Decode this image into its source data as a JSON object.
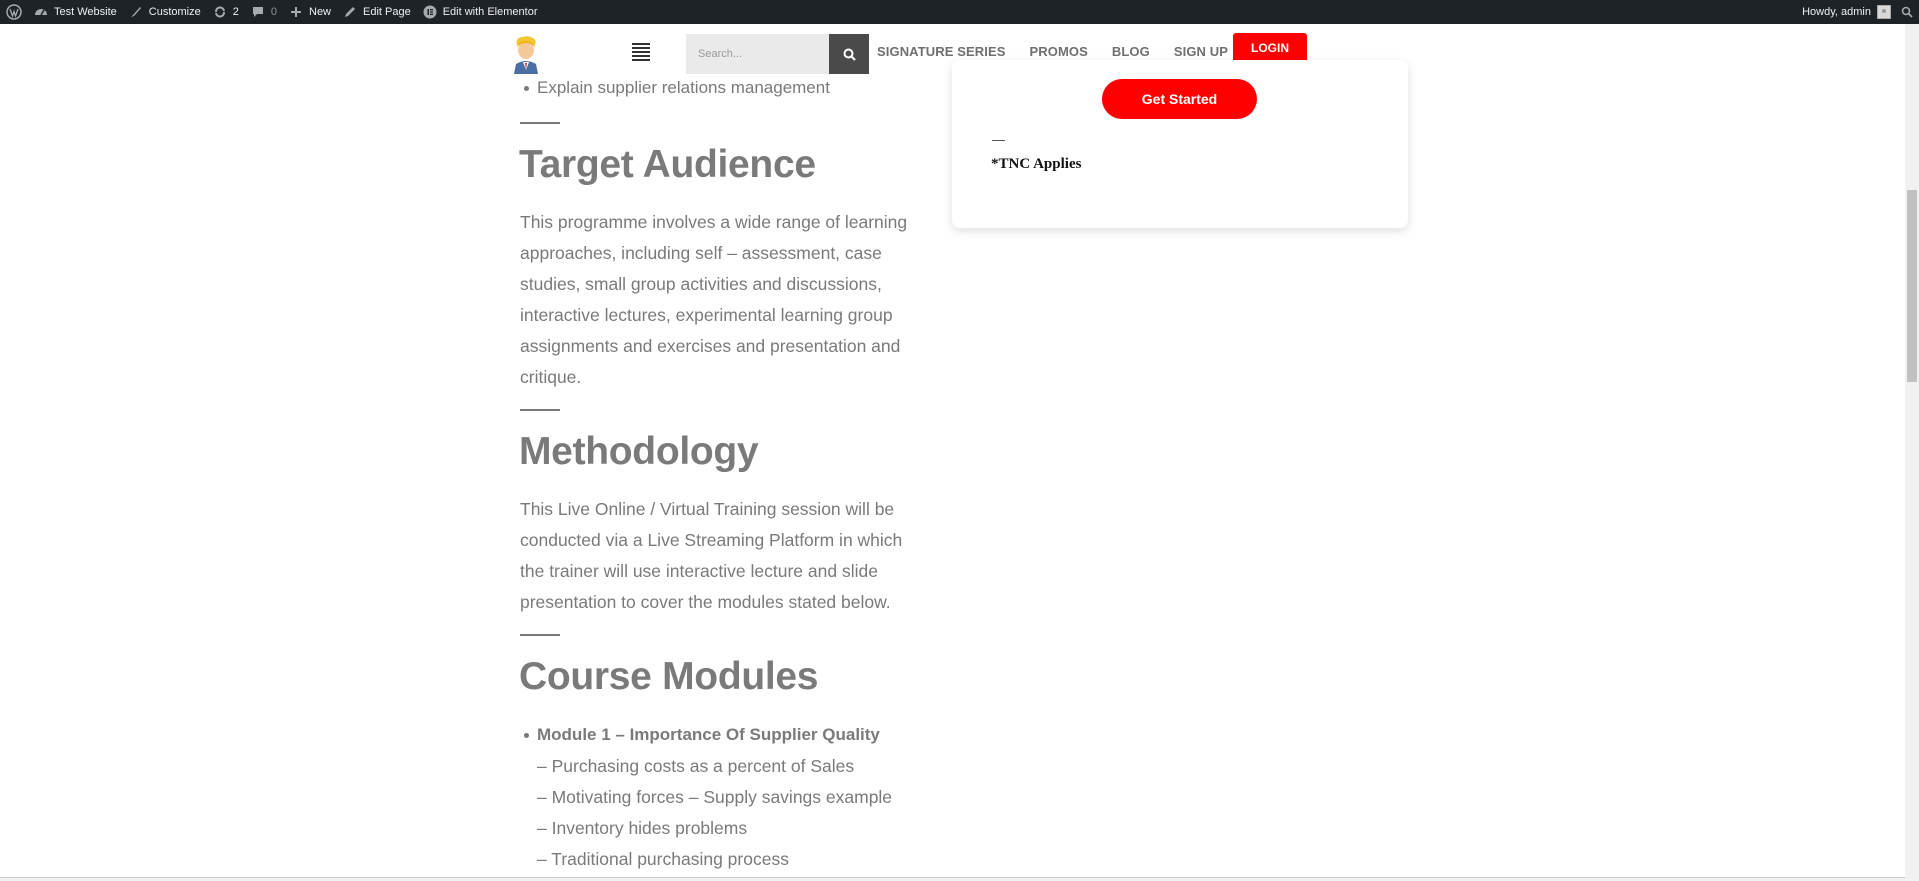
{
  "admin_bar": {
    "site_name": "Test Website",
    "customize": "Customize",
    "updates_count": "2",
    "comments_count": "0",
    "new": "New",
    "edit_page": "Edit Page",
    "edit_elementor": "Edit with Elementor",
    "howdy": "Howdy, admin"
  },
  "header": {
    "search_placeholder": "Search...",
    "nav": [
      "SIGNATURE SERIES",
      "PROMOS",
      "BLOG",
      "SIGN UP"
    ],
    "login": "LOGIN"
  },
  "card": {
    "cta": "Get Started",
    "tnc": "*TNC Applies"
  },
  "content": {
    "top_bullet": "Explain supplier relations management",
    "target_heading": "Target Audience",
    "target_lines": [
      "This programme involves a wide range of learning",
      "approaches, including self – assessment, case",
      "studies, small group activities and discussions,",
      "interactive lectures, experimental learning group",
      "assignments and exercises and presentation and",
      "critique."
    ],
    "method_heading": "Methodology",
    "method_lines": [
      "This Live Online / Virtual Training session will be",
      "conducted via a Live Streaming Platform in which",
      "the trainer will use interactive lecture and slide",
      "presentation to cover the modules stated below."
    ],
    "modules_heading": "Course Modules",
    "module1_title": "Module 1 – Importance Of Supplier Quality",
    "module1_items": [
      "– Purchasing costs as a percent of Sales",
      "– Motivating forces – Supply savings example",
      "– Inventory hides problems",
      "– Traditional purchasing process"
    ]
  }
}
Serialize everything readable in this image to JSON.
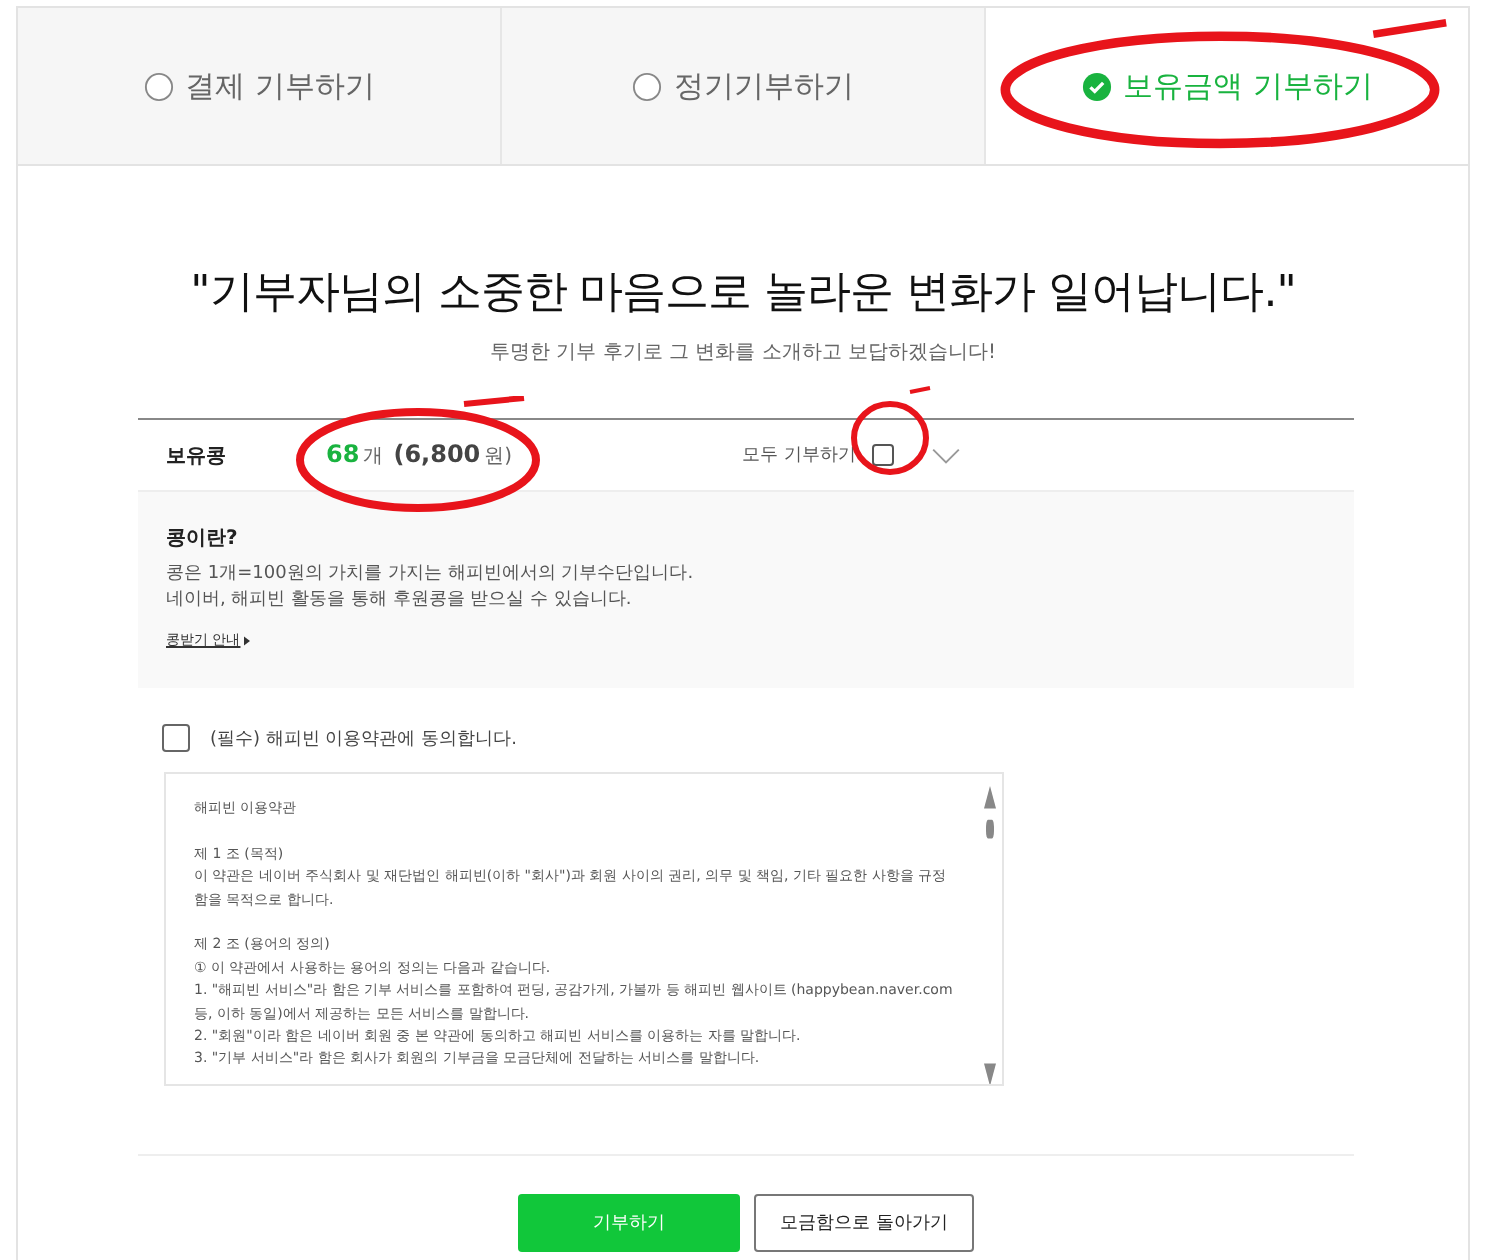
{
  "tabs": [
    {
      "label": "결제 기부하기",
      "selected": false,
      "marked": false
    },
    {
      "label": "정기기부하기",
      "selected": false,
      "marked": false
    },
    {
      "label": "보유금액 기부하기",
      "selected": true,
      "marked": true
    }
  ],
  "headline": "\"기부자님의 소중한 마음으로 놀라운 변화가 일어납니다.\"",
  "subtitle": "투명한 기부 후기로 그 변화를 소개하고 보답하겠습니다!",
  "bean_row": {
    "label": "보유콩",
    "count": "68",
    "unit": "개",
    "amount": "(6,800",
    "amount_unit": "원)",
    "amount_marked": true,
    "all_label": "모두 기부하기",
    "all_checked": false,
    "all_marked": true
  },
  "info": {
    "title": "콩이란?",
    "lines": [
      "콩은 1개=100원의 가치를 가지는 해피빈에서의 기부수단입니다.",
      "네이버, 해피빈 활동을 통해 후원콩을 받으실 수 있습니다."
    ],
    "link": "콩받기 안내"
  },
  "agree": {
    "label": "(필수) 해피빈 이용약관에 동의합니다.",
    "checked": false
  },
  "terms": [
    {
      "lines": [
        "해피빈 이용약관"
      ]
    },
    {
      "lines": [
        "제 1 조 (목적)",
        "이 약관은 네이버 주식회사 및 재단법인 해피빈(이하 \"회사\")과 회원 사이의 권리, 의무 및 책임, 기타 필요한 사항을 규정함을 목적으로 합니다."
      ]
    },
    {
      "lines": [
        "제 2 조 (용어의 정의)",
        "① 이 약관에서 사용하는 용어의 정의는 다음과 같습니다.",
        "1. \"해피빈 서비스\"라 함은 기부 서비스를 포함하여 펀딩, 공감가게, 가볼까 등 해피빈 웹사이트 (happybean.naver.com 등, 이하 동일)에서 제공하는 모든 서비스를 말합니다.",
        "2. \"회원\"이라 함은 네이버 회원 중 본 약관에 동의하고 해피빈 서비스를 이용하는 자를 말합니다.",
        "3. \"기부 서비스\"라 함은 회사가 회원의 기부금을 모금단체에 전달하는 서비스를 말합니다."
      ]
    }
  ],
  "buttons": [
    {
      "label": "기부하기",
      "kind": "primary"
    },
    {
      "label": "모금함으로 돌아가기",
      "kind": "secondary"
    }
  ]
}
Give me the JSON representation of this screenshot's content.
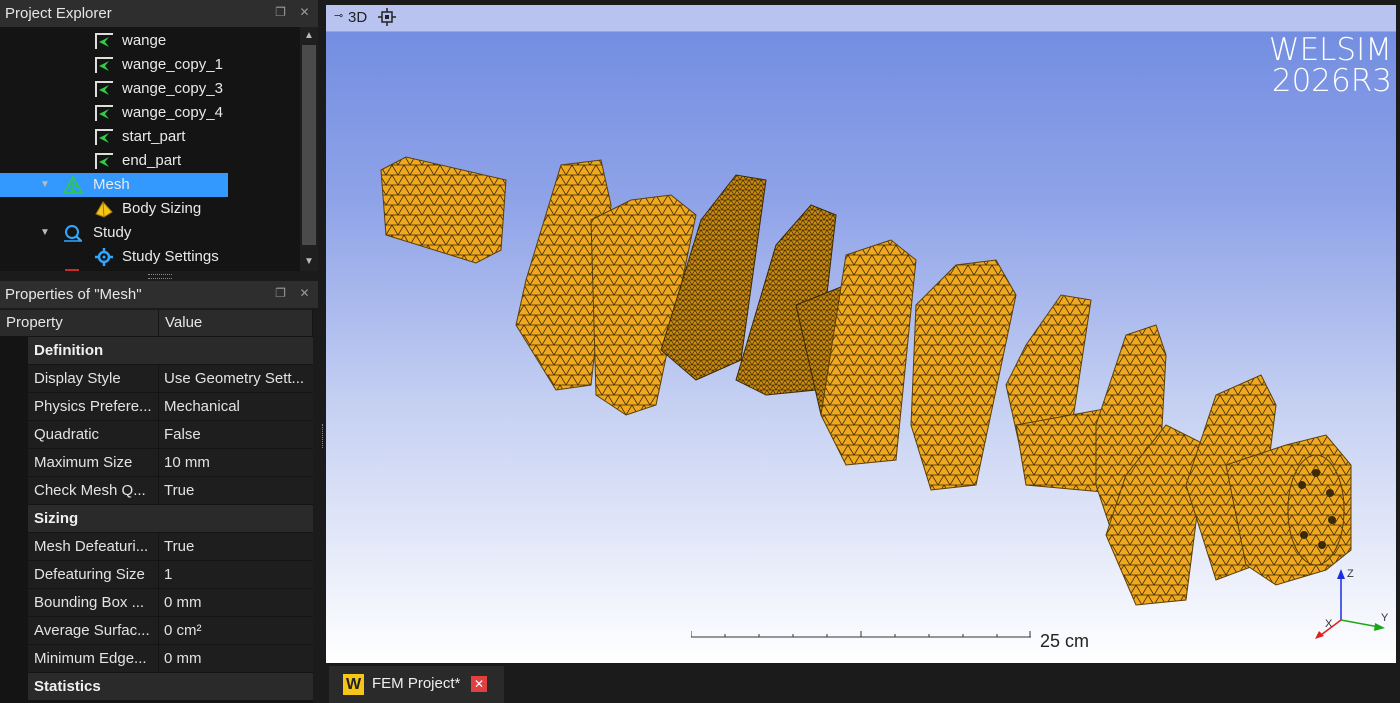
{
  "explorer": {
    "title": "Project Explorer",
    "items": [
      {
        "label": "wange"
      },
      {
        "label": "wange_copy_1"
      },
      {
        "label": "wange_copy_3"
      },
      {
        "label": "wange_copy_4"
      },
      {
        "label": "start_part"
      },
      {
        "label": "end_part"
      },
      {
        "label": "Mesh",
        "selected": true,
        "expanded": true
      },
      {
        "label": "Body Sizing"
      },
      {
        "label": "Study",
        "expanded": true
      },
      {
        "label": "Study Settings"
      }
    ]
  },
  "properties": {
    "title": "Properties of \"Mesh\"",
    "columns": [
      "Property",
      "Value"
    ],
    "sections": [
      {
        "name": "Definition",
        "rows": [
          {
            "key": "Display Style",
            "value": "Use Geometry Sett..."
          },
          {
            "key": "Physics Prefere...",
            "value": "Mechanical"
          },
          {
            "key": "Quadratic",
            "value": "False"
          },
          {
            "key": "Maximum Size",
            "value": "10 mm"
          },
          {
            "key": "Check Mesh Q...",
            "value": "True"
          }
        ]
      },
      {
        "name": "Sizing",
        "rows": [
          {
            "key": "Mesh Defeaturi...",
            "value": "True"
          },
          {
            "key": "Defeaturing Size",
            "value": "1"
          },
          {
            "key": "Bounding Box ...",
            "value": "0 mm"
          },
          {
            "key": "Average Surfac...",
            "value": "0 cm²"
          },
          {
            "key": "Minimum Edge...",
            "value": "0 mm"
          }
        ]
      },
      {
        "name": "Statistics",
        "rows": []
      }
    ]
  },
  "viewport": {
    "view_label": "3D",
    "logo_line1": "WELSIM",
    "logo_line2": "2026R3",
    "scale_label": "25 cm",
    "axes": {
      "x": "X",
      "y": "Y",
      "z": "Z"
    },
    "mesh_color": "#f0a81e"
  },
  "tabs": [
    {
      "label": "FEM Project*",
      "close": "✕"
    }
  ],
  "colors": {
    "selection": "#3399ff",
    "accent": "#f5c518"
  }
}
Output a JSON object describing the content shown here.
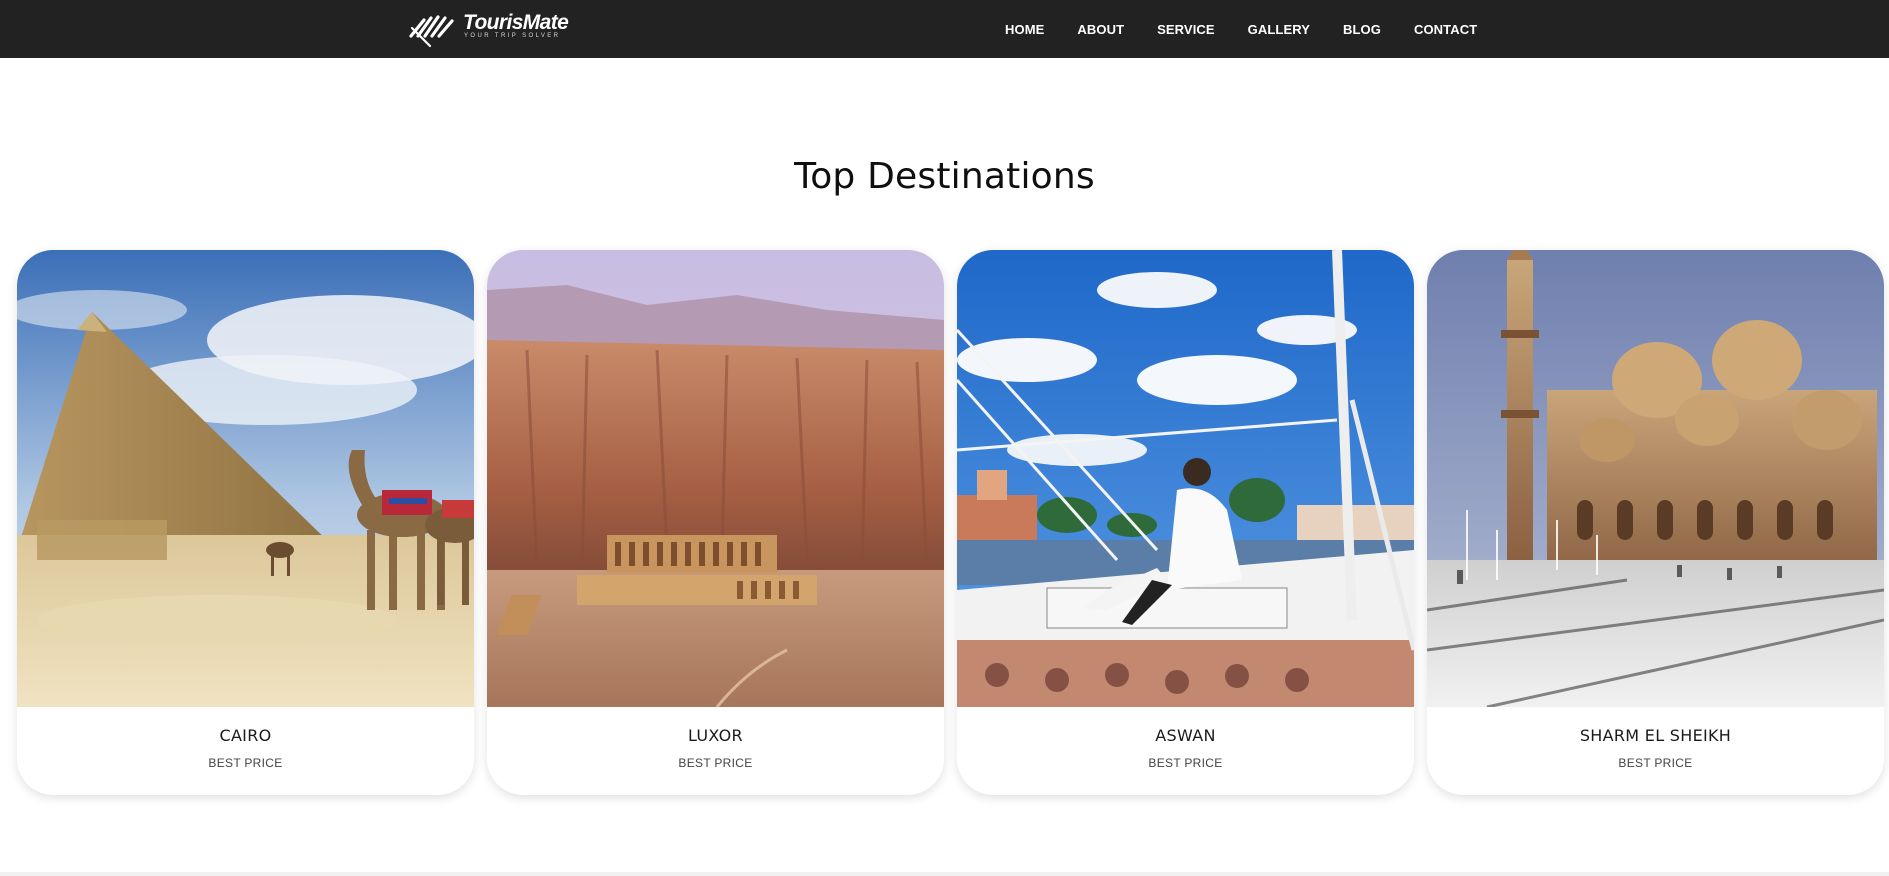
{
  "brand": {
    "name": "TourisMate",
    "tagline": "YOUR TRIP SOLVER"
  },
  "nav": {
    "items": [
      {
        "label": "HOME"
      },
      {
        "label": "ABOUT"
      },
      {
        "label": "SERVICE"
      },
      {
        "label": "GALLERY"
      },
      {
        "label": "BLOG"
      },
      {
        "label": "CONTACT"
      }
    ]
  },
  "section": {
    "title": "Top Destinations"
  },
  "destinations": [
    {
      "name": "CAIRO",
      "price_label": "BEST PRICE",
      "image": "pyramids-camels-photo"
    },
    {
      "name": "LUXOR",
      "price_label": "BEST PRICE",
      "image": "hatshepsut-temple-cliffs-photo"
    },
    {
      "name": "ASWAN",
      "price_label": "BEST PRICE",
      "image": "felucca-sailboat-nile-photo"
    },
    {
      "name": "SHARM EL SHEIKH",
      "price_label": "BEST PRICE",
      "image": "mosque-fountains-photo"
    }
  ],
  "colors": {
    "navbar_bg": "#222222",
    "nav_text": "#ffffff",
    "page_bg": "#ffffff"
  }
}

◇ ◇ ◇ ◇ ◇

**Aim**
Find the word "Live" in the material, then list each line that holds it.

**The answer**
      "This Live Online / Virtual Training session will be",
      "conducted via a Live Streaming Platform in which",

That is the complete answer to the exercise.